* **Directive**
Your task is to repeat the listing exactly.
----------------
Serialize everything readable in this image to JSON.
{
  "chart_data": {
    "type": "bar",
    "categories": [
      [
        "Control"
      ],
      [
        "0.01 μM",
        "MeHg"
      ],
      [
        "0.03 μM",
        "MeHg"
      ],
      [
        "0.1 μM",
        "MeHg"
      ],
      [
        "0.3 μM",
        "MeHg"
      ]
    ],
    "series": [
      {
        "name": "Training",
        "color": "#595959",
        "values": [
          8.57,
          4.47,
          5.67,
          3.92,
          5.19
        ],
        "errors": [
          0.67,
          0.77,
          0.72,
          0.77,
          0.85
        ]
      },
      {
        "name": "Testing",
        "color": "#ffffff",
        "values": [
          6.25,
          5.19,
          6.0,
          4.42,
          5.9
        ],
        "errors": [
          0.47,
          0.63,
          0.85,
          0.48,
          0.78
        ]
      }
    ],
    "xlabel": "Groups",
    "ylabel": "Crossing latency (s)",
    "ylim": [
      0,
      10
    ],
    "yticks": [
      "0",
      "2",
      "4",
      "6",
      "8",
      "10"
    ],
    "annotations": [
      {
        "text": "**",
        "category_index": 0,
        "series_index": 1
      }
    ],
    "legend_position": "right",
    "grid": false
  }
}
----------------
* **Worked solution**
Serialize everything readable in this image to JSON.
{
  "chart_data": {
    "type": "bar",
    "categories": [
      [
        "Control"
      ],
      [
        "0.01 μM",
        "MeHg"
      ],
      [
        "0.03 μM",
        "MeHg"
      ],
      [
        "0.1 μM",
        "MeHg"
      ],
      [
        "0.3 μM",
        "MeHg"
      ]
    ],
    "series": [
      {
        "name": "Training",
        "color": "#595959",
        "values": [
          8.57,
          4.47,
          5.67,
          3.92,
          5.19
        ],
        "errors": [
          0.67,
          0.77,
          0.72,
          0.77,
          0.85
        ]
      },
      {
        "name": "Testing",
        "color": "#ffffff",
        "values": [
          6.25,
          5.19,
          6.0,
          4.42,
          5.9
        ],
        "errors": [
          0.47,
          0.63,
          0.85,
          0.48,
          0.78
        ]
      }
    ],
    "xlabel": "Groups",
    "ylabel": "Crossing latency (s)",
    "ylim": [
      0,
      10
    ],
    "yticks": [
      "0",
      "2",
      "4",
      "6",
      "8",
      "10"
    ],
    "annotations": [
      {
        "text": "**",
        "category_index": 0,
        "series_index": 1
      }
    ],
    "legend_position": "right",
    "grid": false
  }
}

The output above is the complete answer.